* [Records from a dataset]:
- - -
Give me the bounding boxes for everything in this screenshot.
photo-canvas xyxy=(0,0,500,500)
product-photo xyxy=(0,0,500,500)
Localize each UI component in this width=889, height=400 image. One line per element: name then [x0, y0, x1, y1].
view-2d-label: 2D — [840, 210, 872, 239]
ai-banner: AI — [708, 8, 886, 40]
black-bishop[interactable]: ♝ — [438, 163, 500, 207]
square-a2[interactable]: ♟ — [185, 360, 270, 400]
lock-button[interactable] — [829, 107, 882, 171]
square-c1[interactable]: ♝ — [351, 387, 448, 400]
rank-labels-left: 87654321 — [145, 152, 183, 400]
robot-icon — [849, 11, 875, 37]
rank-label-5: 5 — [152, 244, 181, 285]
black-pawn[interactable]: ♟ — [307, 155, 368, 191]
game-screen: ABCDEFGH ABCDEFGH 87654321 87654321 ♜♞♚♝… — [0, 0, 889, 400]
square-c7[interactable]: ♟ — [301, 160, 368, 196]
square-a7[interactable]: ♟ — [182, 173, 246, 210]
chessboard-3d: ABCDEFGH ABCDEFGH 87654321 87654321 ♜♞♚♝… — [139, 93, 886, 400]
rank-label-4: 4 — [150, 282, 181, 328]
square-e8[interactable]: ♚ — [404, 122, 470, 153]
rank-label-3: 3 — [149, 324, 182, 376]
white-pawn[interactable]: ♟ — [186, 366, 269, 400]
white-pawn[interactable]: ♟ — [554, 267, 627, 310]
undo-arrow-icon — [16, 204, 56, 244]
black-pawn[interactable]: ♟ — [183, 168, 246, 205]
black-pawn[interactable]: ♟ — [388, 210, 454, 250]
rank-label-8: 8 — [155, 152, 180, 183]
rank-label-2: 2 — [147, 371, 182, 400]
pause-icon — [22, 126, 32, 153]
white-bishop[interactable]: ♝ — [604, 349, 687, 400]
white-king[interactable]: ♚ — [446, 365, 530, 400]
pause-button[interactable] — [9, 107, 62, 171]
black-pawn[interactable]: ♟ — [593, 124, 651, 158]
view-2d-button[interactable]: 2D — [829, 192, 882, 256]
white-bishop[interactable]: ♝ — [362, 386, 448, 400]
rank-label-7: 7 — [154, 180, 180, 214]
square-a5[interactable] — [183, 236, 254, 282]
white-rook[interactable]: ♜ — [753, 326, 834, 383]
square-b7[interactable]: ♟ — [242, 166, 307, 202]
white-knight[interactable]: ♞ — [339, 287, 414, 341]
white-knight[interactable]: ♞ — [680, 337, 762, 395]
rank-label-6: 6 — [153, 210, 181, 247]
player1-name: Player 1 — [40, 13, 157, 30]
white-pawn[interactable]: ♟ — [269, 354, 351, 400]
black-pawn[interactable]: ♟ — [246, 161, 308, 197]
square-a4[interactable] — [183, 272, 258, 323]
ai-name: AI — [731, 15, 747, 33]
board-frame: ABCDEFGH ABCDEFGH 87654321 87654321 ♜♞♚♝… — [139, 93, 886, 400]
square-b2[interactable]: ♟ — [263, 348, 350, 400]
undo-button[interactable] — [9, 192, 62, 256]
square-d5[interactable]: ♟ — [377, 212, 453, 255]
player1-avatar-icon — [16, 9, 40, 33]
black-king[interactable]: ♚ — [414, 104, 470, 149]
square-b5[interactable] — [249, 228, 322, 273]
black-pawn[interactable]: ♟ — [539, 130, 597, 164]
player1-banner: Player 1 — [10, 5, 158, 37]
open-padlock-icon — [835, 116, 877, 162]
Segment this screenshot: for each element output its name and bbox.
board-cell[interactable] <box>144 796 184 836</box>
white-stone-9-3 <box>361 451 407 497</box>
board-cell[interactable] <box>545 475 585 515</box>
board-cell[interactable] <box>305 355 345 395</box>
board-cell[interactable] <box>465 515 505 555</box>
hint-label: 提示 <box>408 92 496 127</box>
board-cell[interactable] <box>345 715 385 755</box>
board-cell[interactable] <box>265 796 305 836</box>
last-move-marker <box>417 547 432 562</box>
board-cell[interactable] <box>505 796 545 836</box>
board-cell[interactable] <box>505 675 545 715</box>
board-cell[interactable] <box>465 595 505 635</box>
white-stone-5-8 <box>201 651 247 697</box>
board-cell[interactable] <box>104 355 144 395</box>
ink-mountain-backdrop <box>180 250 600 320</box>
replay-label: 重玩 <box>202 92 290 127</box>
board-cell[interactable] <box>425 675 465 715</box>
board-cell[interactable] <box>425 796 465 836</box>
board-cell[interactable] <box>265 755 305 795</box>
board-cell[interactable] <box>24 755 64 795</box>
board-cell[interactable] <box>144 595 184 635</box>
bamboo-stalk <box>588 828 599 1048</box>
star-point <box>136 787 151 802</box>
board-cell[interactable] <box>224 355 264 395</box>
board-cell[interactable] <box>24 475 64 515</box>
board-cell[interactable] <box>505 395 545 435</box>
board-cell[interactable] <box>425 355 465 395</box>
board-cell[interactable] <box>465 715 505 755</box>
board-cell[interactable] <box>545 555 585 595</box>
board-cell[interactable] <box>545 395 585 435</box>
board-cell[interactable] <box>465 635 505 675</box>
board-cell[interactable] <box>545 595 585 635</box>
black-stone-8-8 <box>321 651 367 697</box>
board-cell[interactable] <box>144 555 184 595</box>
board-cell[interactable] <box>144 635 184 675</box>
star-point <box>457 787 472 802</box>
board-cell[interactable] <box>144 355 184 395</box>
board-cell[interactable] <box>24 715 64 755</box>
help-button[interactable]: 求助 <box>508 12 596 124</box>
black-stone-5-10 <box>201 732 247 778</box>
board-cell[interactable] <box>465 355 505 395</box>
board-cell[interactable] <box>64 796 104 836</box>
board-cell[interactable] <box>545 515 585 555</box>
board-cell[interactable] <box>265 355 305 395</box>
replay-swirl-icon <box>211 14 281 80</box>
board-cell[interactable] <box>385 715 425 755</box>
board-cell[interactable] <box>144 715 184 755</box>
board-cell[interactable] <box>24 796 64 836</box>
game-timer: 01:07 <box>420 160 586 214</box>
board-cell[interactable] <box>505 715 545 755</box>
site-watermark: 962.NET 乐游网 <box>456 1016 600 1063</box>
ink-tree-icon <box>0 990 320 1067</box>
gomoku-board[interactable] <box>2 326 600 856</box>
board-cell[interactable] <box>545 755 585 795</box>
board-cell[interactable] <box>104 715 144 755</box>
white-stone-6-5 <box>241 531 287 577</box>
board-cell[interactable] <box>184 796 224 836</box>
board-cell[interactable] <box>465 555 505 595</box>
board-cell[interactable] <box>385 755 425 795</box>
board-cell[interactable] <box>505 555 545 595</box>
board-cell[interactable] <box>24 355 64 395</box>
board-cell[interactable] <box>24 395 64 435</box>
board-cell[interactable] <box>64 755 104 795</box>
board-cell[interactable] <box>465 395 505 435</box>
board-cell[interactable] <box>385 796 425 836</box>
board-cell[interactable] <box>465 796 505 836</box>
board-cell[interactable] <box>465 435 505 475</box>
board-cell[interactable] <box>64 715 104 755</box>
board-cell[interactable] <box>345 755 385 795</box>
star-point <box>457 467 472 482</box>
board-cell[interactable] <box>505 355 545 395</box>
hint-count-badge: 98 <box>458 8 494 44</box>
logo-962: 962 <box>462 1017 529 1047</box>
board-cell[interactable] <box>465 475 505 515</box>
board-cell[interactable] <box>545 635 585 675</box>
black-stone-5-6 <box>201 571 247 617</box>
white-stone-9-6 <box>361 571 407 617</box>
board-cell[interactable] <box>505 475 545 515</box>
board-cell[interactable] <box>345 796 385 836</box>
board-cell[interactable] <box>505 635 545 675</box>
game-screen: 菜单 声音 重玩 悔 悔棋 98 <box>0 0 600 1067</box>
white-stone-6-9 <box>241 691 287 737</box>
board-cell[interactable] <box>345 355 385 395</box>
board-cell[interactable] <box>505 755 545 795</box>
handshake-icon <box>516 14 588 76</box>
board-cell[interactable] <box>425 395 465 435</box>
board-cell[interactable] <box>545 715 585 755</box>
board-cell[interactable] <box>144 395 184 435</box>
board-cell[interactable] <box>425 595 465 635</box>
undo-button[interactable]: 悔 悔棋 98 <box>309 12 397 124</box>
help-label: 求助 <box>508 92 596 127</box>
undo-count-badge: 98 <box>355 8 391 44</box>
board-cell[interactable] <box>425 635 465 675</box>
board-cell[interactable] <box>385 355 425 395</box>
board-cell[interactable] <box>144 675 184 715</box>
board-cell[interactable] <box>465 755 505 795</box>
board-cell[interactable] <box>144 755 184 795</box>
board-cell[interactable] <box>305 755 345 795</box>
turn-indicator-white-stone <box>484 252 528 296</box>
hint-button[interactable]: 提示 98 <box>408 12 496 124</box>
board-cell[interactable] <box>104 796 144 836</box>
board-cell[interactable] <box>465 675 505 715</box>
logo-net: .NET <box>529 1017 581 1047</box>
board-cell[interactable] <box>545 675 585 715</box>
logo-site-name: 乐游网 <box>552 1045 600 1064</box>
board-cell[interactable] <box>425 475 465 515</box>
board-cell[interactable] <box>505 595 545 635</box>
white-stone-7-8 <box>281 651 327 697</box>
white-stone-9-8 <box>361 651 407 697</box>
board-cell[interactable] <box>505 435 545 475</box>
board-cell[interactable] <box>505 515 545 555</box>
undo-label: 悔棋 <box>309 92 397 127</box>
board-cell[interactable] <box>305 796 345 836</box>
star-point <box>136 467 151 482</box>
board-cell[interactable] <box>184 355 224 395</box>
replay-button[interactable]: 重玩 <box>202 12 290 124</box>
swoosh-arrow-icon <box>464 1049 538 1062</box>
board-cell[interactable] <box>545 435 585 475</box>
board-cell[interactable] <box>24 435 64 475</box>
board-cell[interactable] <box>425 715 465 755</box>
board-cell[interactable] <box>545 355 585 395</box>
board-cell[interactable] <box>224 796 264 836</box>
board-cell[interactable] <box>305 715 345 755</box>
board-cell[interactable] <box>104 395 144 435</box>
- - -
* [AIM]:
Convert the rows from the start of the records through the line containing "black-bishop[interactable]: ♝ —" into a JSON list of strings, one string per line, leaving out any blank lines.

* [ANSWER TO THE EXERCISE]:
[
  "Give me the bounding boxes for everything in this screenshot.",
  "photo-canvas xyxy=(0,0,500,500)",
  "product-photo xyxy=(0,0,500,500)",
  "Localize each UI component in this width=889, height=400 image. One line per element: name then [x0, y0, x1, y1].",
  "view-2d-label: 2D — [840, 210, 872, 239]",
  "ai-banner: AI — [708, 8, 886, 40]",
  "black-bishop[interactable]: ♝ — [438, 163, 500, 207]"
]